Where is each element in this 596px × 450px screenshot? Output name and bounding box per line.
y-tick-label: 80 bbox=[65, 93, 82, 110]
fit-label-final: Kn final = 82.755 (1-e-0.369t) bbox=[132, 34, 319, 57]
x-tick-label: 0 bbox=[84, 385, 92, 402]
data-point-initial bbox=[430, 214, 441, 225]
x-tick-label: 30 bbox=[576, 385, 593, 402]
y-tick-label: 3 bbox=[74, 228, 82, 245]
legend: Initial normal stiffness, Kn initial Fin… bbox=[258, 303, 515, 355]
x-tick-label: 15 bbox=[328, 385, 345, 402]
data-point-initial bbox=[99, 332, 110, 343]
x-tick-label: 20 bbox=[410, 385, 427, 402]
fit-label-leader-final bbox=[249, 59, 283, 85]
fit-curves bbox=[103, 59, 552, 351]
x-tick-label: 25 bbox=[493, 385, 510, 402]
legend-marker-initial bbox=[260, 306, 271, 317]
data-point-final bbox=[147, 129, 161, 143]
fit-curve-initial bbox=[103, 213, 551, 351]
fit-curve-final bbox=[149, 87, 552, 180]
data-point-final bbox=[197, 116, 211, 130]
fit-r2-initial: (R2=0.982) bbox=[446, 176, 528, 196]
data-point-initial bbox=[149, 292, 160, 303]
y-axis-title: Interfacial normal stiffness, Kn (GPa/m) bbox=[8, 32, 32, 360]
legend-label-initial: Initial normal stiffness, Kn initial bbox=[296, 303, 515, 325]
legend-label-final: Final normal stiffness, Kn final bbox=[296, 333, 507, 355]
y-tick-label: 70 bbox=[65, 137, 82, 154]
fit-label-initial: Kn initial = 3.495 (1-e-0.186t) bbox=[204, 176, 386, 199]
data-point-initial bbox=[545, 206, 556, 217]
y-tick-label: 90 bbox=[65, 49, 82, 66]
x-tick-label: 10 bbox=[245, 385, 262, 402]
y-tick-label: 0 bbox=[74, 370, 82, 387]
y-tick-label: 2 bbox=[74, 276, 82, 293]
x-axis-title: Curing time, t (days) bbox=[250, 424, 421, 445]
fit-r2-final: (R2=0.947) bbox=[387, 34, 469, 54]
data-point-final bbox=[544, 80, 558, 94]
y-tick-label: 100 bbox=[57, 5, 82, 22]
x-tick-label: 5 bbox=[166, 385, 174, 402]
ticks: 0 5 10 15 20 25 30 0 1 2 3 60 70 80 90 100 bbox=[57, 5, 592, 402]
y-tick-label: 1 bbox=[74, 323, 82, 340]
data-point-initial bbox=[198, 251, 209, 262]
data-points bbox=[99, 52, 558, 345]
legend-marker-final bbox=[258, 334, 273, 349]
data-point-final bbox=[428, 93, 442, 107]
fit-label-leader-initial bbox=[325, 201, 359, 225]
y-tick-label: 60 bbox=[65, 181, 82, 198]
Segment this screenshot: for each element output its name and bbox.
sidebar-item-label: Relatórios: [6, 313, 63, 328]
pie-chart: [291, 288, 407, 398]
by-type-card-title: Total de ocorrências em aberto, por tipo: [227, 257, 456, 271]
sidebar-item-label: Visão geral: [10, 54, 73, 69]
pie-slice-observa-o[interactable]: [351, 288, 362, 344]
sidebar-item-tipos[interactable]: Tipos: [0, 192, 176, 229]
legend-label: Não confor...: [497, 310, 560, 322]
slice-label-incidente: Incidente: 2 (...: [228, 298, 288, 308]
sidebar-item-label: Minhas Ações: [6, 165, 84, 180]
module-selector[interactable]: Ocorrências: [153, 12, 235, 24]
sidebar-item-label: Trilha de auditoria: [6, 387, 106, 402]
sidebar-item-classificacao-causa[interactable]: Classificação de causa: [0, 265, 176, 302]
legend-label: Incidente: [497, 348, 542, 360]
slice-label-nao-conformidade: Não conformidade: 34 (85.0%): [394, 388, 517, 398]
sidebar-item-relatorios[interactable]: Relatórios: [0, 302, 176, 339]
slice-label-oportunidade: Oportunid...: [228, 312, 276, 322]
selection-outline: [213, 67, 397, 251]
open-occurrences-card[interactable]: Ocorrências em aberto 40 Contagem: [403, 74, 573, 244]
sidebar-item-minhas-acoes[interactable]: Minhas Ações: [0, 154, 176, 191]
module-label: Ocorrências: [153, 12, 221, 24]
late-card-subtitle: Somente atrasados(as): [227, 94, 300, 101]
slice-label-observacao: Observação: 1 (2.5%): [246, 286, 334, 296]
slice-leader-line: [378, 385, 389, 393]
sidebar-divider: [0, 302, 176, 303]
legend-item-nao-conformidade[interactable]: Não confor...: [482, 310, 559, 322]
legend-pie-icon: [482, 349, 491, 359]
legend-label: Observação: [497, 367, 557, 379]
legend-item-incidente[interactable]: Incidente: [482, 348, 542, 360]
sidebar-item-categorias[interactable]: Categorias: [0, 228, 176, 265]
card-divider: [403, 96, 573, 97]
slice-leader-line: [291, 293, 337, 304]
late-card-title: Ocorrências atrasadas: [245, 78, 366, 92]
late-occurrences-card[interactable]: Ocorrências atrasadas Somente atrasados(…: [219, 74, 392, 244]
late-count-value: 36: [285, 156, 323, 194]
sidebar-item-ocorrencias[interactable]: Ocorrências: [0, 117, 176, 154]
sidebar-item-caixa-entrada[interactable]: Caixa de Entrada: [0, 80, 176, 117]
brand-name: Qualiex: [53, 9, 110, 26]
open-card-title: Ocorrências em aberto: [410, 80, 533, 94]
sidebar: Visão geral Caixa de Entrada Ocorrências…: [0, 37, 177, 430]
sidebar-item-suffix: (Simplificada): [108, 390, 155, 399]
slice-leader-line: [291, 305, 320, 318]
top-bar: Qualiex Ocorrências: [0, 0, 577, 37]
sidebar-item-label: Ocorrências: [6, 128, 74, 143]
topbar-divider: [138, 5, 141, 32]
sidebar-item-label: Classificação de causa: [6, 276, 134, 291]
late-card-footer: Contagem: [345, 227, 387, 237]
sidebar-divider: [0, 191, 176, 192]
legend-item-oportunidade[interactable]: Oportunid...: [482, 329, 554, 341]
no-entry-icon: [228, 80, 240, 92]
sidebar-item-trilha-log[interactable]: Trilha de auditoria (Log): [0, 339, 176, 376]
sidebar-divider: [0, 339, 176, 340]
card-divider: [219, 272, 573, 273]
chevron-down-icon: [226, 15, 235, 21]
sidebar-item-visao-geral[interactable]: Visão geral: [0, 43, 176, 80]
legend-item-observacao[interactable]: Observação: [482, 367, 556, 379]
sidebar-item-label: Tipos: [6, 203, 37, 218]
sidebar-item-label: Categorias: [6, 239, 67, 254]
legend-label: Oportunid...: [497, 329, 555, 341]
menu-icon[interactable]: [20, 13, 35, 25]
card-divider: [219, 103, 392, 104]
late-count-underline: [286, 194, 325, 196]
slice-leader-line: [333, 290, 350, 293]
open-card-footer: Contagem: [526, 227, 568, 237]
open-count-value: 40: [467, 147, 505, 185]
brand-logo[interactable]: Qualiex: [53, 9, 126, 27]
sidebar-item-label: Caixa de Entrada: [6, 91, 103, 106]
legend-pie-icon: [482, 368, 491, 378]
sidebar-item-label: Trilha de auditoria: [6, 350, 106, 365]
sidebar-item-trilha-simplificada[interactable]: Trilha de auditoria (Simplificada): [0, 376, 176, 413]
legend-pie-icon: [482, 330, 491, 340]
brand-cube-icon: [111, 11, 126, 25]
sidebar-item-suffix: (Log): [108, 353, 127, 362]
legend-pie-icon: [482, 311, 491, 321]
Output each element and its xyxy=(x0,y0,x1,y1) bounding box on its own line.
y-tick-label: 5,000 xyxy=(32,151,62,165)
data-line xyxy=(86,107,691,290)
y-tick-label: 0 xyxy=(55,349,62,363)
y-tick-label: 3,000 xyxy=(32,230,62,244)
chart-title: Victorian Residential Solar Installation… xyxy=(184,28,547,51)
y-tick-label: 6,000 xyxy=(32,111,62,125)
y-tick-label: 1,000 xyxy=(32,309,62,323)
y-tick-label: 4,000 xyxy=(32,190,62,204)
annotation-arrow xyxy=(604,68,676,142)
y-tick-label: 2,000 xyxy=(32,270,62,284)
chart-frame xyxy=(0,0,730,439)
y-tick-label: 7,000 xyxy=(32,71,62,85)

*****

__EXERCISE PROMPT__.
Reproduce, word for word, the lines from the very start of the records down through the line containing "data-point-initial bbox=[99, 332, 110, 343]", with both of those lines included.

__RESULT OF THE TASK__.
Where is each element in this 596px × 450px screenshot? Output name and bounding box per line.
y-tick-label: 80 bbox=[65, 93, 82, 110]
fit-label-final: Kn final = 82.755 (1-e-0.369t) bbox=[132, 34, 319, 57]
x-tick-label: 0 bbox=[84, 385, 92, 402]
data-point-initial bbox=[430, 214, 441, 225]
x-tick-label: 30 bbox=[576, 385, 593, 402]
y-tick-label: 3 bbox=[74, 228, 82, 245]
legend: Initial normal stiffness, Kn initial Fin… bbox=[258, 303, 515, 355]
x-tick-label: 15 bbox=[328, 385, 345, 402]
data-point-initial bbox=[99, 332, 110, 343]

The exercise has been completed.